[Dataset items]
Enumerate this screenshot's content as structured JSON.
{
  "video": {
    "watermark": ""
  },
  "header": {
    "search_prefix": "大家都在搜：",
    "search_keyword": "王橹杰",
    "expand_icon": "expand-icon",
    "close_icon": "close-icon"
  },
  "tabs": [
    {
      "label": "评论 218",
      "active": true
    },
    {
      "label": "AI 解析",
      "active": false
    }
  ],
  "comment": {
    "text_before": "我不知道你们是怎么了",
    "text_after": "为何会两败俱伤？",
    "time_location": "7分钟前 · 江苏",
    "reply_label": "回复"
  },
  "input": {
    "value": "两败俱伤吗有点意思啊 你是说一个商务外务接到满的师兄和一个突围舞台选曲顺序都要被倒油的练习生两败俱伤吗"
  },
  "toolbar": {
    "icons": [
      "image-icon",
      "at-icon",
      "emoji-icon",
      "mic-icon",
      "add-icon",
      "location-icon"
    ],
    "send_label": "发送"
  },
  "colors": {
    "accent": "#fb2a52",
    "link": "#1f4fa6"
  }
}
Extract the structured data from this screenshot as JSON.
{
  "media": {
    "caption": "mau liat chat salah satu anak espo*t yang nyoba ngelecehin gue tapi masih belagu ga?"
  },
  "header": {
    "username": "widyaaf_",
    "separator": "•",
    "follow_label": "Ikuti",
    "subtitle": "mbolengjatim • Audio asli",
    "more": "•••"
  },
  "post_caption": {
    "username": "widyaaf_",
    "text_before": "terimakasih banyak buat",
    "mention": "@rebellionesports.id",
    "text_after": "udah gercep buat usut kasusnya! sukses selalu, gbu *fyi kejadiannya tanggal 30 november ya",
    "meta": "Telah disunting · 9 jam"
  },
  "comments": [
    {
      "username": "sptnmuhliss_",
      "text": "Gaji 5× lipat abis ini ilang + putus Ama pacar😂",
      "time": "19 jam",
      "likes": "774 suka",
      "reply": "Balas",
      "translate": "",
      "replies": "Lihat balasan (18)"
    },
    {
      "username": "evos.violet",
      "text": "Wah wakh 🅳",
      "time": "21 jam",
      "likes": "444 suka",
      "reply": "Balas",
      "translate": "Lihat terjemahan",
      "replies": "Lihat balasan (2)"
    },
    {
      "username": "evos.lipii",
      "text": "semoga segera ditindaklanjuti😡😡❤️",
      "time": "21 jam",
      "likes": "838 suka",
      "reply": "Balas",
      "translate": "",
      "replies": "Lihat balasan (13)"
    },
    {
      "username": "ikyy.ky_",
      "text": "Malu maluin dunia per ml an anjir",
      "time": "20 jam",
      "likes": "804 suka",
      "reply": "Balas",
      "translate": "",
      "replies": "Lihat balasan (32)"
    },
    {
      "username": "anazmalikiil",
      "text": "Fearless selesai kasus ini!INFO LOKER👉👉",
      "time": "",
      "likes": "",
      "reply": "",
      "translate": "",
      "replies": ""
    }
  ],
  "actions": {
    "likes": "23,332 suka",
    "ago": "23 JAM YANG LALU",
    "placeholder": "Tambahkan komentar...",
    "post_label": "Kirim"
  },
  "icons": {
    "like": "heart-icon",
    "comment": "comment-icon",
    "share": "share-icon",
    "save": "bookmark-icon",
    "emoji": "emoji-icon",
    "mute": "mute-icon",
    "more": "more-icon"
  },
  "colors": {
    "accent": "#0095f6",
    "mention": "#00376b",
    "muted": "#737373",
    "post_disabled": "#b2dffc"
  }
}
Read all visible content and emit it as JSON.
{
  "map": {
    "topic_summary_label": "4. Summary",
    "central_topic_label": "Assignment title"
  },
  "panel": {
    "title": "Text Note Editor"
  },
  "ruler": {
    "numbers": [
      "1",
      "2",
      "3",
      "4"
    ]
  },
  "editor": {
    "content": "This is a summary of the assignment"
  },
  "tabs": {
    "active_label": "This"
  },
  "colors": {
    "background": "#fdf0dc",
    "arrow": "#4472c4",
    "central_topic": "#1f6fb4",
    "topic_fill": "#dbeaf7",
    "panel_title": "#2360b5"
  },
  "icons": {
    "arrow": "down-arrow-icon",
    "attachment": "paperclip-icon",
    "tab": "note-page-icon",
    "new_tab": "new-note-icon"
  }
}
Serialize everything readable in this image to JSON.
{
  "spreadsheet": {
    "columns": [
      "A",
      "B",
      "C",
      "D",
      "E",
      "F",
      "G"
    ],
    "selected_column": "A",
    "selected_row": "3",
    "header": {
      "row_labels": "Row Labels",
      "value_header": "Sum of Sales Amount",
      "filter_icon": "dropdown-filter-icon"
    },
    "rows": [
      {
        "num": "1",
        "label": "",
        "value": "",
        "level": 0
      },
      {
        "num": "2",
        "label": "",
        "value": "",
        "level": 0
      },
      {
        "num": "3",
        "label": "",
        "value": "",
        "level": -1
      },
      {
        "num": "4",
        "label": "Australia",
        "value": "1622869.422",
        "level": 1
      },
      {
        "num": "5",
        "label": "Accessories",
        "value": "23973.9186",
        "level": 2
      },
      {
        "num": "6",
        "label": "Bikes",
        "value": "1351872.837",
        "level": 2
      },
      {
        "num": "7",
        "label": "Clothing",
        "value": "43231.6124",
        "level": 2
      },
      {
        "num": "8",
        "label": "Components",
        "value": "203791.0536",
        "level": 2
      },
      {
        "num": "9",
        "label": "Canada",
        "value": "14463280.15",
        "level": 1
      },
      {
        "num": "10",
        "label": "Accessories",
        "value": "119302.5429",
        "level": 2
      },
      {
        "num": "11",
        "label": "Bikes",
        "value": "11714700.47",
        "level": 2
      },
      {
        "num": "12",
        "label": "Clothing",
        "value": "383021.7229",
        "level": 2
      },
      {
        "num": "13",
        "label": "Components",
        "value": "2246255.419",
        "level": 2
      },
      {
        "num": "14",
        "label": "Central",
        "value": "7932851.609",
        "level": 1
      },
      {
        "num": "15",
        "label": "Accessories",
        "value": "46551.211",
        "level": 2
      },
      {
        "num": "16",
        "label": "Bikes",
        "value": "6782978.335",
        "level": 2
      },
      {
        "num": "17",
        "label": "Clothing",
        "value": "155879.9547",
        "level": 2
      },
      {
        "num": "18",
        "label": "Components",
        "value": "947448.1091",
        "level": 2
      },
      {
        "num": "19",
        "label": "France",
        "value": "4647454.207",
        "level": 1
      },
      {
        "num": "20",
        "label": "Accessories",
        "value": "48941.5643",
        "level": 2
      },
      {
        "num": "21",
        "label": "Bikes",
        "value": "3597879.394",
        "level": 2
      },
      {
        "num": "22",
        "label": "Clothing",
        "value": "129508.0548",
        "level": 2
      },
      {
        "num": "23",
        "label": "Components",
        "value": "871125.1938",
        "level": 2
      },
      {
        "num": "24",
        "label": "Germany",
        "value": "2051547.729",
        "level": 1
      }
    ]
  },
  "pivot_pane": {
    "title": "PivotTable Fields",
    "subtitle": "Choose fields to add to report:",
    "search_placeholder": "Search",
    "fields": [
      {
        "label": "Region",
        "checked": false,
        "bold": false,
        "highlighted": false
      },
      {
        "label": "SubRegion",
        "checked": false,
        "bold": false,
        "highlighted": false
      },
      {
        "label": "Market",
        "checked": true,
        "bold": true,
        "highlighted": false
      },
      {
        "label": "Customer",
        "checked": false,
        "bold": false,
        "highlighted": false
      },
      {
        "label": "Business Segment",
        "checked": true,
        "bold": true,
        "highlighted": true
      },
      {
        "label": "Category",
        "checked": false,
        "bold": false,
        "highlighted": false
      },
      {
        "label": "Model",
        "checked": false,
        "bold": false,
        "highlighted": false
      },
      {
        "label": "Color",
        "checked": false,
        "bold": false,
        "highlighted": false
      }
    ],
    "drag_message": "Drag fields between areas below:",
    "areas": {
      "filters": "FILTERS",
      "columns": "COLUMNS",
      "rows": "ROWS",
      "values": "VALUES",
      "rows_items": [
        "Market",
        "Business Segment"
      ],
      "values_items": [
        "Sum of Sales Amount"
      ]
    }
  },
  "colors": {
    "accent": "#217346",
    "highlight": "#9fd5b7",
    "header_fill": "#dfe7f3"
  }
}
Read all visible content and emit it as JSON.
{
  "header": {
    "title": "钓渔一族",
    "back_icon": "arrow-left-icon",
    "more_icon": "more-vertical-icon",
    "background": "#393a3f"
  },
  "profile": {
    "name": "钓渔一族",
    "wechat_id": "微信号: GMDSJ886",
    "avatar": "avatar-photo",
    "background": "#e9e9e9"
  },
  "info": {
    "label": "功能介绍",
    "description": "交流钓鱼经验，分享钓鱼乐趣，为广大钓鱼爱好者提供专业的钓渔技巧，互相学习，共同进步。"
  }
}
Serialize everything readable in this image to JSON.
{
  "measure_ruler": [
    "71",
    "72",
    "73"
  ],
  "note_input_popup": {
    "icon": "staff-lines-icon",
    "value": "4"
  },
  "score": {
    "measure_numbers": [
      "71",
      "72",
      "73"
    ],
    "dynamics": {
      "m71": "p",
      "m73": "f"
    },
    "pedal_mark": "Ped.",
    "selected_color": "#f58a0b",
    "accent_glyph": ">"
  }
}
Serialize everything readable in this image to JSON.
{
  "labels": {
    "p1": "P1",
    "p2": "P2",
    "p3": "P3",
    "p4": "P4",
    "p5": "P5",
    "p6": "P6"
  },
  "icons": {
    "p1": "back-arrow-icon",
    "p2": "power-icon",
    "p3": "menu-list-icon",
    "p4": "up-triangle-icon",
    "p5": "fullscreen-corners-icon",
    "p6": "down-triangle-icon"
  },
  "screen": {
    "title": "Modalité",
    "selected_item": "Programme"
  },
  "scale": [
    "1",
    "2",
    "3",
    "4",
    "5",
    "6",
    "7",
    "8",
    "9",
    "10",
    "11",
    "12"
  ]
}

§ AIM OF THE TASK
Copy, from the material, each line that holds the string "suka".

§ EXERCISE ANSWER
      "likes": "774 suka",
      "likes": "444 suka",
      "likes": "838 suka",
      "likes": "804 suka",
    "likes": "23,332 suka",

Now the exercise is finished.